- **Exercise prompt**:
Find the string "ylabel" in the data, then copy every line where it is found.

- **Given records**:
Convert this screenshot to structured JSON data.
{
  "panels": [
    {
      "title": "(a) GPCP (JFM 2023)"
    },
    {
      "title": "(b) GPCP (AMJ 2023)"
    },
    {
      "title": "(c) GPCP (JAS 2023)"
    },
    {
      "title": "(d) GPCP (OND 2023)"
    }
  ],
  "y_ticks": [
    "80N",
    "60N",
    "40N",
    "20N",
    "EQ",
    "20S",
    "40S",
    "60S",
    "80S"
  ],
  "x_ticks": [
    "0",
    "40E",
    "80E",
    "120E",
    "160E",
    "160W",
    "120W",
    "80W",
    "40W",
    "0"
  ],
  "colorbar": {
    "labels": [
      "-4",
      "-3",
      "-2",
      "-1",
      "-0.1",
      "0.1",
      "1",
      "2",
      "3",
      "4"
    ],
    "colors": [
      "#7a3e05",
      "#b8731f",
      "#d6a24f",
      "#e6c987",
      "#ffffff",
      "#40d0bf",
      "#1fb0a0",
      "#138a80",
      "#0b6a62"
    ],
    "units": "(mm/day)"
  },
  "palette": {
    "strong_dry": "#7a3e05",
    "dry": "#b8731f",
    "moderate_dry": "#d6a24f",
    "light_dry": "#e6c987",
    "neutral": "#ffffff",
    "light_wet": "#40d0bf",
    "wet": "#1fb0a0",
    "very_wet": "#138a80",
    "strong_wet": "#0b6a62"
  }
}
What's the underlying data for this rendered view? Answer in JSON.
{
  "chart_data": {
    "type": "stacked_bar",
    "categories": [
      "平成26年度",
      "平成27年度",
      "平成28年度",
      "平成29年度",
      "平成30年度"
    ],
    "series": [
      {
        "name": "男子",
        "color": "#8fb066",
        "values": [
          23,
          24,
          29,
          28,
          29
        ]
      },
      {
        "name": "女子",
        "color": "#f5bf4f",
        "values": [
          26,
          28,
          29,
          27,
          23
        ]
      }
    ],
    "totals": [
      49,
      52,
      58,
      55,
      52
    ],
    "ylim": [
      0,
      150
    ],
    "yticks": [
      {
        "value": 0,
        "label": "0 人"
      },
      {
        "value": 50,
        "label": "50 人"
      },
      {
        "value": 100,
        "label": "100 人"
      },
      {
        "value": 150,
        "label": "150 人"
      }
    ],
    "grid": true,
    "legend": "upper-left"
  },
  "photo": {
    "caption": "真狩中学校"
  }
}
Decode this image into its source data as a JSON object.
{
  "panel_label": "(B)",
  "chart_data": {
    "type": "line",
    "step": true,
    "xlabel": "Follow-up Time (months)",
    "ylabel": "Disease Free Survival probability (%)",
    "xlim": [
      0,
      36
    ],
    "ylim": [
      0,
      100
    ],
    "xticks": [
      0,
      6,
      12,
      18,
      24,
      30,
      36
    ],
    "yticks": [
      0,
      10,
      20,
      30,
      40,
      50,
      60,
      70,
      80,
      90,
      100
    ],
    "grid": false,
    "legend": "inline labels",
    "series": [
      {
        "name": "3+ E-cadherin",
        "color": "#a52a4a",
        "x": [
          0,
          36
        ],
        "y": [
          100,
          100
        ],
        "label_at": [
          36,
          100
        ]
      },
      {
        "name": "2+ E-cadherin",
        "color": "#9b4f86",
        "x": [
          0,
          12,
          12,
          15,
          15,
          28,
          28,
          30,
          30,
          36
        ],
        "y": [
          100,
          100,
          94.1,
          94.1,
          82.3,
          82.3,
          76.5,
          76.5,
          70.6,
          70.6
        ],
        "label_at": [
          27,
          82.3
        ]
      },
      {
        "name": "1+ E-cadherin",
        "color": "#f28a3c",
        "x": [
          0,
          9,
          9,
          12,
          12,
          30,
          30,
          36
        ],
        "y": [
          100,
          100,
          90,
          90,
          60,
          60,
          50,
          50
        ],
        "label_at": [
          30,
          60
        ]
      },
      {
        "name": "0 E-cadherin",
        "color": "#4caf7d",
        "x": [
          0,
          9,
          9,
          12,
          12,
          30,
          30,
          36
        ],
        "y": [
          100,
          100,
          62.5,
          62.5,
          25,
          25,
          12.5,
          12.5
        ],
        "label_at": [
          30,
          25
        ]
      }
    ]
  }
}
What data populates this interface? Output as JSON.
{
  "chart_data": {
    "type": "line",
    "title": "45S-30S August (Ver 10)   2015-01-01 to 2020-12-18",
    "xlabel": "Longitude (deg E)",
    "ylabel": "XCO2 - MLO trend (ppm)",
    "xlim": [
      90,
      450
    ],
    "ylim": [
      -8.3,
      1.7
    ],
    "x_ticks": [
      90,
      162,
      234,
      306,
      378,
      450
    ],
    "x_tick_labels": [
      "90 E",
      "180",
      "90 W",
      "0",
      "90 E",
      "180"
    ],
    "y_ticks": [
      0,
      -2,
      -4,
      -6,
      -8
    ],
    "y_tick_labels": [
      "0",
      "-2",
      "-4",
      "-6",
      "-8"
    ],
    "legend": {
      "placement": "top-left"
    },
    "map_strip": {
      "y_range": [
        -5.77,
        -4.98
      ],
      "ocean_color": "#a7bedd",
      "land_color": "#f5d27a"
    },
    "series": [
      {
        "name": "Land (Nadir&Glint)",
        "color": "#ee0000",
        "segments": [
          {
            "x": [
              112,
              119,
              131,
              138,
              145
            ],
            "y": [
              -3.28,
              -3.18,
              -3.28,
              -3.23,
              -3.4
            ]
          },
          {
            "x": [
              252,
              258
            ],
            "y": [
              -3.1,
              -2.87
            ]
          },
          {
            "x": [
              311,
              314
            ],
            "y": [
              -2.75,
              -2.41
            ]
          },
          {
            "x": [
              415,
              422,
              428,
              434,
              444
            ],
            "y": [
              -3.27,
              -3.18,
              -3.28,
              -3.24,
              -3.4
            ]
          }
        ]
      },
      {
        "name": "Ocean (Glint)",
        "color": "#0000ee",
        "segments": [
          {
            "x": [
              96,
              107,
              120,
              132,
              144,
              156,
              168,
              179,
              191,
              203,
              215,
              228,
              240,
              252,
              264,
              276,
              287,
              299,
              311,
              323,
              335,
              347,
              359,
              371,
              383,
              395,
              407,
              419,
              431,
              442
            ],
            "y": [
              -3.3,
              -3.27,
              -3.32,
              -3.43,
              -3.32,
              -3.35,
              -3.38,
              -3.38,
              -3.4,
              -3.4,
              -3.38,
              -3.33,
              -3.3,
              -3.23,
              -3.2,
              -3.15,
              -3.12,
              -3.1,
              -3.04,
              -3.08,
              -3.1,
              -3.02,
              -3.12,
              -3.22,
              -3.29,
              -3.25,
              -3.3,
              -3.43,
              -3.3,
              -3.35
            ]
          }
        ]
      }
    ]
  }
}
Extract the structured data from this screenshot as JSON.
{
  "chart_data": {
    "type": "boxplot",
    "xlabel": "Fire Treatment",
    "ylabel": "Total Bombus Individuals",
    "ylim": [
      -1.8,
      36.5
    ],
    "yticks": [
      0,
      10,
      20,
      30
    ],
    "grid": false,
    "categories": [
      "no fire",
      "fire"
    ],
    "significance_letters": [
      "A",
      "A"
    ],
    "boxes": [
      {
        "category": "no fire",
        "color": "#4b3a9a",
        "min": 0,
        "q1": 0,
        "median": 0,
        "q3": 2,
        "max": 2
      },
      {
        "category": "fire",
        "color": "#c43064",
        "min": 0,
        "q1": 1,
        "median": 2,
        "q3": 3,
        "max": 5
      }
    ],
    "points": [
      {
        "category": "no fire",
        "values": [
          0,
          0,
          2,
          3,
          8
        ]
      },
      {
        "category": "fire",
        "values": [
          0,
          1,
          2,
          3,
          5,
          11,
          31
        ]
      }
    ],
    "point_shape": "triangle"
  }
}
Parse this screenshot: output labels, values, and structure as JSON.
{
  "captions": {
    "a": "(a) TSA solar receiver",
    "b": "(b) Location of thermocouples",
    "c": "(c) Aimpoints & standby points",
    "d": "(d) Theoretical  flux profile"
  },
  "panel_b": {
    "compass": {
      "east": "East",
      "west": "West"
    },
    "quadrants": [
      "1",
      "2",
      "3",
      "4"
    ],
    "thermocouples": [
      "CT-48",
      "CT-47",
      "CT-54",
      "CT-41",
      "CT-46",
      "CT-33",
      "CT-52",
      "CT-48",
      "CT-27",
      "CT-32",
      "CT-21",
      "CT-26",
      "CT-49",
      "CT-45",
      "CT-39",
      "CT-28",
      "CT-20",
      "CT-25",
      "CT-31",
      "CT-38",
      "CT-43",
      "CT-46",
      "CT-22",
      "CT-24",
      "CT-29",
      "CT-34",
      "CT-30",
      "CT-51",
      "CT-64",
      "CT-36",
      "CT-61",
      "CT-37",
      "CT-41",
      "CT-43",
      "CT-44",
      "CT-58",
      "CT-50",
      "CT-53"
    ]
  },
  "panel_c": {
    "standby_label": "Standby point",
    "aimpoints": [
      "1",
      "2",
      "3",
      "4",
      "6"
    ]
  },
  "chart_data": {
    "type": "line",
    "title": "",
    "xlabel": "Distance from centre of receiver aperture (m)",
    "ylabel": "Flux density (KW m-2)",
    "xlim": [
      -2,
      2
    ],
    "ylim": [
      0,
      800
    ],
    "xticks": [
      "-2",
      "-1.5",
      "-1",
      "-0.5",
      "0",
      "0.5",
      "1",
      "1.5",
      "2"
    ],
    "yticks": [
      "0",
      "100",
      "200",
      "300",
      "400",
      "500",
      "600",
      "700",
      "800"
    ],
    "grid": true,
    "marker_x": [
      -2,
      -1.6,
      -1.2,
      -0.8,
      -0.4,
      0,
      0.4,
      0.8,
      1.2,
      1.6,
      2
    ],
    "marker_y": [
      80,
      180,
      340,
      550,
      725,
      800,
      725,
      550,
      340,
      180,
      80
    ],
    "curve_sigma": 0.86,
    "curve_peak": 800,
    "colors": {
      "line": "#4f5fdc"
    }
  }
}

- **Answer to this problem**:
    "ylabel": "Disease Free Survival probability (%)",
    "ylabel": "XCO2 - MLO trend (ppm)",
    "ylabel": "Total Bombus Individuals",
    "ylabel": "Flux density (KW m-2)",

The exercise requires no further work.